- EXERCISE REQUIREMENTS -
The listing below is to be output in its exact form.

--

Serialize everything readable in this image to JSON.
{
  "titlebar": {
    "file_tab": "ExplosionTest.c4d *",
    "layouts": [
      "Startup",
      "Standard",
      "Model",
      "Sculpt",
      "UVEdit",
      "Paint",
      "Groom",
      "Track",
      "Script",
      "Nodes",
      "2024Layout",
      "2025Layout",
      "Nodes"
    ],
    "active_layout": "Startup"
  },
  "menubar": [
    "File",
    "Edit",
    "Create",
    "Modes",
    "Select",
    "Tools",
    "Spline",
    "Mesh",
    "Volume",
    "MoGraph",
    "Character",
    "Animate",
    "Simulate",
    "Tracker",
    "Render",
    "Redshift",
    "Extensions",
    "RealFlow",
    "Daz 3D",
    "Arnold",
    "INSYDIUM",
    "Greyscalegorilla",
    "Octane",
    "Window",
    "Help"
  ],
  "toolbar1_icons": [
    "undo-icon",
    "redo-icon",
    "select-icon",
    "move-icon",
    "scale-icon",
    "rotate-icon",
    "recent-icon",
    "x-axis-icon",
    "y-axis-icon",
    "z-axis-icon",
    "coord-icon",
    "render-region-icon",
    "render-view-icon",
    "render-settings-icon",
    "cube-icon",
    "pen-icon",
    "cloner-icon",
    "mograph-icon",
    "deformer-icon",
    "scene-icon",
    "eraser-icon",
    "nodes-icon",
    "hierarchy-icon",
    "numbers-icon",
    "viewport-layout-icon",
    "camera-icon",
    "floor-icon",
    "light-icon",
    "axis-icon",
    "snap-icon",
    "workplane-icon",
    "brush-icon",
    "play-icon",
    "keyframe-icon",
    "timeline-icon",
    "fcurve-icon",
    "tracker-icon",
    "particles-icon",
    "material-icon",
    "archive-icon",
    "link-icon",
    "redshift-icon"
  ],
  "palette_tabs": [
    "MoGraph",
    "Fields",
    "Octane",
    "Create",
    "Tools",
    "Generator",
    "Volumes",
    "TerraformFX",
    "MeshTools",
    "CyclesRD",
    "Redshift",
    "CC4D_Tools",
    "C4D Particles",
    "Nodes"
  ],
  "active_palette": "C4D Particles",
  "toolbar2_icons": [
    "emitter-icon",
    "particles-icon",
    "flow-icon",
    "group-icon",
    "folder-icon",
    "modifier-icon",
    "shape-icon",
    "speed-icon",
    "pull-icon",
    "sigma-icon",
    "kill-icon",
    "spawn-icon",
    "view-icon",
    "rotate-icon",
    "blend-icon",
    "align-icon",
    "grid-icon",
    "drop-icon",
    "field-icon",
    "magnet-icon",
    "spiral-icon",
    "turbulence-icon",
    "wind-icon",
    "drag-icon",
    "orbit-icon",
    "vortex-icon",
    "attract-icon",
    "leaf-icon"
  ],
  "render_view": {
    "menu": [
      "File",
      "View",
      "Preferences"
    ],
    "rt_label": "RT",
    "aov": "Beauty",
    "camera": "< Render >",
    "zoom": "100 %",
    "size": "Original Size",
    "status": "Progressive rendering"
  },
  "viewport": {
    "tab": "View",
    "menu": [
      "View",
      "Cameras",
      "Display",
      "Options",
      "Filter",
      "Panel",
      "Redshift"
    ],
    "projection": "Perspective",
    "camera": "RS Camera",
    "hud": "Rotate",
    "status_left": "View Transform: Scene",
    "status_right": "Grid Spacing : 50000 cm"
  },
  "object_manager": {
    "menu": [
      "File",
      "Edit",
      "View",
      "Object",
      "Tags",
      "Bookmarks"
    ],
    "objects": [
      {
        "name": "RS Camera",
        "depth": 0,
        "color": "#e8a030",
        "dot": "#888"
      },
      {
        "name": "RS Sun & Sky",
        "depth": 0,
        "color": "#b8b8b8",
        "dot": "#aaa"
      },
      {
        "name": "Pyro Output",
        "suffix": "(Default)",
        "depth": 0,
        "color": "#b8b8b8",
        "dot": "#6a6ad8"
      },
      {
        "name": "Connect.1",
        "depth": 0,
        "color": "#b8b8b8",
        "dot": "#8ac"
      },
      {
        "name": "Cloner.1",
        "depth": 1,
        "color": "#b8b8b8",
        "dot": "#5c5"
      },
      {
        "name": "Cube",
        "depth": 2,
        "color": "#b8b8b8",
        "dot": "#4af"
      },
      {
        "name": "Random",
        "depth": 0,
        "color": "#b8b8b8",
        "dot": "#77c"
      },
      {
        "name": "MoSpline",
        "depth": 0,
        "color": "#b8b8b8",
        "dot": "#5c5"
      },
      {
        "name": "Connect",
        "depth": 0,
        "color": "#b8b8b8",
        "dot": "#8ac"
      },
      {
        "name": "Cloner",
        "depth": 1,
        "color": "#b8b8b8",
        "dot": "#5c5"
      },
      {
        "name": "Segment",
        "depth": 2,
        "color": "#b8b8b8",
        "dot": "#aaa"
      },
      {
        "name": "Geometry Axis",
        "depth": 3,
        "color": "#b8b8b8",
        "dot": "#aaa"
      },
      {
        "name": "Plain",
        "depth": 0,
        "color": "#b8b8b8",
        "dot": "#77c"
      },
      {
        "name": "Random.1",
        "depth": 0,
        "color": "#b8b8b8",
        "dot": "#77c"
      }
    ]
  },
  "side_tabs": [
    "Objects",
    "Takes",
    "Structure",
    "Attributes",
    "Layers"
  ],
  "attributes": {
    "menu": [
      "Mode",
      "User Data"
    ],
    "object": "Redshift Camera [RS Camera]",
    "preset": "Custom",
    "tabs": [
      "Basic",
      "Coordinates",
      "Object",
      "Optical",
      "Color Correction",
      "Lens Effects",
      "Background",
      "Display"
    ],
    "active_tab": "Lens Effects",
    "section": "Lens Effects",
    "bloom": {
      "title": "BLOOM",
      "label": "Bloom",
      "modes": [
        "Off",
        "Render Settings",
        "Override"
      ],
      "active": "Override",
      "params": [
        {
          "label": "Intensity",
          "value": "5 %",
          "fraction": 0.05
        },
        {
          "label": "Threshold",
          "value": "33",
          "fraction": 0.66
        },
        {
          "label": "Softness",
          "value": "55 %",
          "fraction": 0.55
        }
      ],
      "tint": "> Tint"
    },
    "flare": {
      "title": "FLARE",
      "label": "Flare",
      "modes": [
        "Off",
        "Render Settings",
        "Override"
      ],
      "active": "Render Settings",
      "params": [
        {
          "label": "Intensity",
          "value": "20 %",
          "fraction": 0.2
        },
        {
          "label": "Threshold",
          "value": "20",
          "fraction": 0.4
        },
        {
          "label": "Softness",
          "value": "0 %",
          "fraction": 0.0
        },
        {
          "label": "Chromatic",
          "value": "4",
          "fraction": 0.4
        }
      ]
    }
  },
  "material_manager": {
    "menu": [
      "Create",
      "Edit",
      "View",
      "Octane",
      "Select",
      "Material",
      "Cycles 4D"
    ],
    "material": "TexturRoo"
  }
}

--

- TASK SOLUTION -
Serialize everything readable in this image to JSON.
{
  "titlebar": {
    "file_tab": "ExplosionTest.c4d *",
    "layouts": [
      "Startup",
      "Standard",
      "Model",
      "Sculpt",
      "UVEdit",
      "Paint",
      "Groom",
      "Track",
      "Script",
      "Nodes",
      "2024Layout",
      "2025Layout",
      "Nodes"
    ],
    "active_layout": "Startup"
  },
  "menubar": [
    "File",
    "Edit",
    "Create",
    "Modes",
    "Select",
    "Tools",
    "Spline",
    "Mesh",
    "Volume",
    "MoGraph",
    "Character",
    "Animate",
    "Simulate",
    "Tracker",
    "Render",
    "Redshift",
    "Extensions",
    "RealFlow",
    "Daz 3D",
    "Arnold",
    "INSYDIUM",
    "Greyscalegorilla",
    "Octane",
    "Window",
    "Help"
  ],
  "toolbar1_icons": [
    "undo-icon",
    "redo-icon",
    "select-icon",
    "move-icon",
    "scale-icon",
    "rotate-icon",
    "recent-icon",
    "x-axis-icon",
    "y-axis-icon",
    "z-axis-icon",
    "coord-icon",
    "render-region-icon",
    "render-view-icon",
    "render-settings-icon",
    "cube-icon",
    "pen-icon",
    "cloner-icon",
    "mograph-icon",
    "deformer-icon",
    "scene-icon",
    "eraser-icon",
    "nodes-icon",
    "hierarchy-icon",
    "numbers-icon",
    "viewport-layout-icon",
    "camera-icon",
    "floor-icon",
    "light-icon",
    "axis-icon",
    "snap-icon",
    "workplane-icon",
    "brush-icon",
    "play-icon",
    "keyframe-icon",
    "timeline-icon",
    "fcurve-icon",
    "tracker-icon",
    "particles-icon",
    "material-icon",
    "archive-icon",
    "link-icon",
    "redshift-icon"
  ],
  "palette_tabs": [
    "MoGraph",
    "Fields",
    "Octane",
    "Create",
    "Tools",
    "Generator",
    "Volumes",
    "TerraformFX",
    "MeshTools",
    "CyclesRD",
    "Redshift",
    "CC4D_Tools",
    "C4D Particles",
    "Nodes"
  ],
  "active_palette": "C4D Particles",
  "toolbar2_icons": [
    "emitter-icon",
    "particles-icon",
    "flow-icon",
    "group-icon",
    "folder-icon",
    "modifier-icon",
    "shape-icon",
    "speed-icon",
    "pull-icon",
    "sigma-icon",
    "kill-icon",
    "spawn-icon",
    "view-icon",
    "rotate-icon",
    "blend-icon",
    "align-icon",
    "grid-icon",
    "drop-icon",
    "field-icon",
    "magnet-icon",
    "spiral-icon",
    "turbulence-icon",
    "wind-icon",
    "drag-icon",
    "orbit-icon",
    "vortex-icon",
    "attract-icon",
    "leaf-icon"
  ],
  "render_view": {
    "menu": [
      "File",
      "View",
      "Preferences"
    ],
    "rt_label": "RT",
    "aov": "Beauty",
    "camera": "< Render >",
    "zoom": "100 %",
    "size": "Original Size",
    "status": "Progressive rendering"
  },
  "viewport": {
    "tab": "View",
    "menu": [
      "View",
      "Cameras",
      "Display",
      "Options",
      "Filter",
      "Panel",
      "Redshift"
    ],
    "projection": "Perspective",
    "camera": "RS Camera",
    "hud": "Rotate",
    "status_left": "View Transform: Scene",
    "status_right": "Grid Spacing : 50000 cm"
  },
  "object_manager": {
    "menu": [
      "File",
      "Edit",
      "View",
      "Object",
      "Tags",
      "Bookmarks"
    ],
    "objects": [
      {
        "name": "RS Camera",
        "depth": 0,
        "color": "#e8a030",
        "dot": "#888"
      },
      {
        "name": "RS Sun & Sky",
        "depth": 0,
        "color": "#b8b8b8",
        "dot": "#aaa"
      },
      {
        "name": "Pyro Output",
        "suffix": "(Default)",
        "depth": 0,
        "color": "#b8b8b8",
        "dot": "#6a6ad8"
      },
      {
        "name": "Connect.1",
        "depth": 0,
        "color": "#b8b8b8",
        "dot": "#8ac"
      },
      {
        "name": "Cloner.1",
        "depth": 1,
        "color": "#b8b8b8",
        "dot": "#5c5"
      },
      {
        "name": "Cube",
        "depth": 2,
        "color": "#b8b8b8",
        "dot": "#4af"
      },
      {
        "name": "Random",
        "depth": 0,
        "color": "#b8b8b8",
        "dot": "#77c"
      },
      {
        "name": "MoSpline",
        "depth": 0,
        "color": "#b8b8b8",
        "dot": "#5c5"
      },
      {
        "name": "Connect",
        "depth": 0,
        "color": "#b8b8b8",
        "dot": "#8ac"
      },
      {
        "name": "Cloner",
        "depth": 1,
        "color": "#b8b8b8",
        "dot": "#5c5"
      },
      {
        "name": "Segment",
        "depth": 2,
        "color": "#b8b8b8",
        "dot": "#aaa"
      },
      {
        "name": "Geometry Axis",
        "depth": 3,
        "color": "#b8b8b8",
        "dot": "#aaa"
      },
      {
        "name": "Plain",
        "depth": 0,
        "color": "#b8b8b8",
        "dot": "#77c"
      },
      {
        "name": "Random.1",
        "depth": 0,
        "color": "#b8b8b8",
        "dot": "#77c"
      }
    ]
  },
  "side_tabs": [
    "Objects",
    "Takes",
    "Structure",
    "Attributes",
    "Layers"
  ],
  "attributes": {
    "menu": [
      "Mode",
      "User Data"
    ],
    "object": "Redshift Camera [RS Camera]",
    "preset": "Custom",
    "tabs": [
      "Basic",
      "Coordinates",
      "Object",
      "Optical",
      "Color Correction",
      "Lens Effects",
      "Background",
      "Display"
    ],
    "active_tab": "Lens Effects",
    "section": "Lens Effects",
    "bloom": {
      "title": "BLOOM",
      "label": "Bloom",
      "modes": [
        "Off",
        "Render Settings",
        "Override"
      ],
      "active": "Override",
      "params": [
        {
          "label": "Intensity",
          "value": "5 %",
          "fraction": 0.05
        },
        {
          "label": "Threshold",
          "value": "33",
          "fraction": 0.66
        },
        {
          "label": "Softness",
          "value": "55 %",
          "fraction": 0.55
        }
      ],
      "tint": "> Tint"
    },
    "flare": {
      "title": "FLARE",
      "label": "Flare",
      "modes": [
        "Off",
        "Render Settings",
        "Override"
      ],
      "active": "Render Settings",
      "params": [
        {
          "label": "Intensity",
          "value": "20 %",
          "fraction": 0.2
        },
        {
          "label": "Threshold",
          "value": "20",
          "fraction": 0.4
        },
        {
          "label": "Softness",
          "value": "0 %",
          "fraction": 0.0
        },
        {
          "label": "Chromatic",
          "value": "4",
          "fraction": 0.4
        }
      ]
    }
  },
  "material_manager": {
    "menu": [
      "Create",
      "Edit",
      "View",
      "Octane",
      "Select",
      "Material",
      "Cycles 4D"
    ],
    "material": "TexturRoo"
  }
}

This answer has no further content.